*Text excerpt*
At 05:39 PM 3/17/04 -0800, Robin Lee Powell wrote:
>On Wed, Mar 17, 2004 at 08:34:09PM -0500, John Cowan wrote:
> > Robin Lee Powell scripsit:
> >
> > > To parse: "lo'u mi le'u si lo'u mi le'u"
> > >
> > > You do step "c" of the preprocessing
> > >
> > > LOhU any_words_697{mi} LEhU si LOhU any_words_697{mi} LEhU
> > >
> > >
> > > LOhU any_words_697{mi} LOhU any_words_697{mi} LEhU
> >
> > So far so good.  But this is ungrammatical, because between LOhU and
> > LEhU you have three tokens, and only one is permitted, which must be
> > an any_words_697.
> >
> > > Now, theoretically this is one big, long lo'u...le'u string.
> >
> > Nope.  It's OK for a "lo'u...le'u" string to contain a "lo'u" *word*,
> > but what you have here is a "lo'u" *token*.
> >
> > > But the grammar as writen will not accomodate it.
> >
> > Rightly so.
>
>.o'onaisai
>
>You're glorifying an accident of the technology that was used to make
>the grammar!

The grammar was written quite intentionally around the idiosyncrasies of 
the technology that was used to make it.  Among other things, at the time 
we were pushing the limits of what the YACC program we were using could 
handle with complexity - the software company (Abraxas) actually modified 
their PCYACC product for free for us because we were breaking it, even 
though we were a charity customer.  We made several choices because they 
*worked*, not because they were elegant.

It isn't "glorifying".  It is baselining.

>No actual Lojban speaker would go, "Gee, I seem to have a lo'u token in
>my input, not a lo'u word.  I better give up.".

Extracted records
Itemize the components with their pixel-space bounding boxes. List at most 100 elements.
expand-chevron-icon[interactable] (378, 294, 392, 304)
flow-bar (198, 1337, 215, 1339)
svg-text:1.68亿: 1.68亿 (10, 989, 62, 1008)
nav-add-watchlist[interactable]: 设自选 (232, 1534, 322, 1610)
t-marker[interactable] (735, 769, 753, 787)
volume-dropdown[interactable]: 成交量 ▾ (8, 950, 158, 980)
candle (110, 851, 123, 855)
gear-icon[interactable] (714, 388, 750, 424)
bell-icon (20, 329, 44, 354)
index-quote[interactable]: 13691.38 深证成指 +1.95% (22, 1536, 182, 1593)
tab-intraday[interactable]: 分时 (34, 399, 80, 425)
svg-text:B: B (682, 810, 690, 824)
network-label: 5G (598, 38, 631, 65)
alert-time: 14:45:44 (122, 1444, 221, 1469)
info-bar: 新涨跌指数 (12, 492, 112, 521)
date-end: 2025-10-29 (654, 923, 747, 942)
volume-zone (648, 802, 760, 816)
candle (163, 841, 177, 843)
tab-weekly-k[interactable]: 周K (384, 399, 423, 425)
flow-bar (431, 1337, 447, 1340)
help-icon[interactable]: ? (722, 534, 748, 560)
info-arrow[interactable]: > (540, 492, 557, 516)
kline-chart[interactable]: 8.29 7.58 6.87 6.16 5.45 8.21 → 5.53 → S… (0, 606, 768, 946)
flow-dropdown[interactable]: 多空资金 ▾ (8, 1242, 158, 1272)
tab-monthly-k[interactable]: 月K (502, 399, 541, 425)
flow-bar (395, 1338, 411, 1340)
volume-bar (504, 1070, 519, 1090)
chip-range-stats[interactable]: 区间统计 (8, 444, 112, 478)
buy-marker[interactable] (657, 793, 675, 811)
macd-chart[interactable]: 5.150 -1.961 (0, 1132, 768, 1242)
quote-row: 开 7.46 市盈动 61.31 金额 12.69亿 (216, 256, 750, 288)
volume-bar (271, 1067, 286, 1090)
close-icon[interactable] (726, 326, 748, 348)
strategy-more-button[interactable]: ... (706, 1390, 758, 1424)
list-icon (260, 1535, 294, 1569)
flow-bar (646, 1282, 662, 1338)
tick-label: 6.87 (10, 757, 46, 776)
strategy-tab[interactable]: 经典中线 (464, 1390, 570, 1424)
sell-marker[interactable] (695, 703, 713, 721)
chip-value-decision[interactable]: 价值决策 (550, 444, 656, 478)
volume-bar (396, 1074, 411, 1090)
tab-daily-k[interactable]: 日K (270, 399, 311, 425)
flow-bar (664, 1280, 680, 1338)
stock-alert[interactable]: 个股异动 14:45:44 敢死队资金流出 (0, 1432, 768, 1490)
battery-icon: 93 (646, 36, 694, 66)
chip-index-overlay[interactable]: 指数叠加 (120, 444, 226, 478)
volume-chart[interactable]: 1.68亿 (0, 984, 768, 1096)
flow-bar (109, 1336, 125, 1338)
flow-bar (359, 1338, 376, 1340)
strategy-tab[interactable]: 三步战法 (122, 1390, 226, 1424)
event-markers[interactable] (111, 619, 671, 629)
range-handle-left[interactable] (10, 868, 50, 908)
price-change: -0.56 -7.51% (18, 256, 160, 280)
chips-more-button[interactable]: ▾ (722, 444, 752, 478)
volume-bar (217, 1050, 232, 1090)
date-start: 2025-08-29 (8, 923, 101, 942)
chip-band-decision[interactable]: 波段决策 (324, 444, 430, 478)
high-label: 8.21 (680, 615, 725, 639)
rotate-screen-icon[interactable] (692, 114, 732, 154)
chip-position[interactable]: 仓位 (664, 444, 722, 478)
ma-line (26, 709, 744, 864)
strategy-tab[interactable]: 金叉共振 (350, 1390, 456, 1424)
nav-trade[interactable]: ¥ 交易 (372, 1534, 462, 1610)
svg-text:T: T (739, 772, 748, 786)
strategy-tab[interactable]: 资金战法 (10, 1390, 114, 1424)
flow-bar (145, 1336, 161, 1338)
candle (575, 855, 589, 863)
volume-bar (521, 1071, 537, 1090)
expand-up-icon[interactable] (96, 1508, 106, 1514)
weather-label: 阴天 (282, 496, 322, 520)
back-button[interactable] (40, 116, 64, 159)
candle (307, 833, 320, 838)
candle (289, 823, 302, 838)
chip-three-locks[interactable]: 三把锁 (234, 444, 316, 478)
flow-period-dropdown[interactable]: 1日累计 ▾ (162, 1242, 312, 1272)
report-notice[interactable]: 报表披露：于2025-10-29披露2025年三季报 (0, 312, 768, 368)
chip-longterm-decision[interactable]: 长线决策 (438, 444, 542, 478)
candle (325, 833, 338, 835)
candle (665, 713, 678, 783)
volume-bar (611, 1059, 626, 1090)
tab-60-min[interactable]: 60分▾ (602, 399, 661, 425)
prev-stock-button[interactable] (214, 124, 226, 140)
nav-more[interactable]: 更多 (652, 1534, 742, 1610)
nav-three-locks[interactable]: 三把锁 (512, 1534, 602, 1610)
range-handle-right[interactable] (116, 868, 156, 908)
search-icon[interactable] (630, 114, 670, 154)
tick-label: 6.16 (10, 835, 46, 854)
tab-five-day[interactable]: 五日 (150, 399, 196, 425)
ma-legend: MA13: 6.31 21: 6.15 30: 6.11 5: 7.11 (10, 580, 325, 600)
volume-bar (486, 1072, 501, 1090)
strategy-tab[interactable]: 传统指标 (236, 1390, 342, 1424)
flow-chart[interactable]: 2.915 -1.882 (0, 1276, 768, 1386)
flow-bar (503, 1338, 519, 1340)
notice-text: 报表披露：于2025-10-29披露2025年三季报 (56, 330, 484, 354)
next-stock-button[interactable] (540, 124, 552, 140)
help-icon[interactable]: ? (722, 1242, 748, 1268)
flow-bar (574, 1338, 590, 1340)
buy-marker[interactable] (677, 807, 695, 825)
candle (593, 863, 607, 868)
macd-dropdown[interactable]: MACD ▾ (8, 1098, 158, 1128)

*Given request*
Pick up the email thread on parsing Lojban grammar after its final line and write the next part.

*Result of the task*
At the time we taught that if you were going to use lo'u or le'u in the 
word string, that you shouldn't, and go for zoi quotes instead.  We 
attempted to make the lo'u/le'u preparser rules clean by considering how it 
could be broken, but we were not trying to maximize the capabilities of 
lo'u/le'u.

>Quite frankly, I'm stunned that you are actually supporting such an
>asinine position.

The comment is uncalled for.  We made decisions based on the priorities of 
the time, whether you consider them "asinine" by present standards or 
not.  No one proposed changes to this during the time when the grammar was 
up for modification under the baseline change proposal system, so no 
changes were made.  Our *job* was to defend the baseline (and still 
is).  You asked what the design was, and were told; calling the answer 
"asinine" doesn't make people want to answer your questions.

lojbab

-- 
lojbab                                             lojbab@lojban.org
Bob LeChevalier, Founder, The Logical Language Group
(Opinions are my own; I do not speak for the organization.)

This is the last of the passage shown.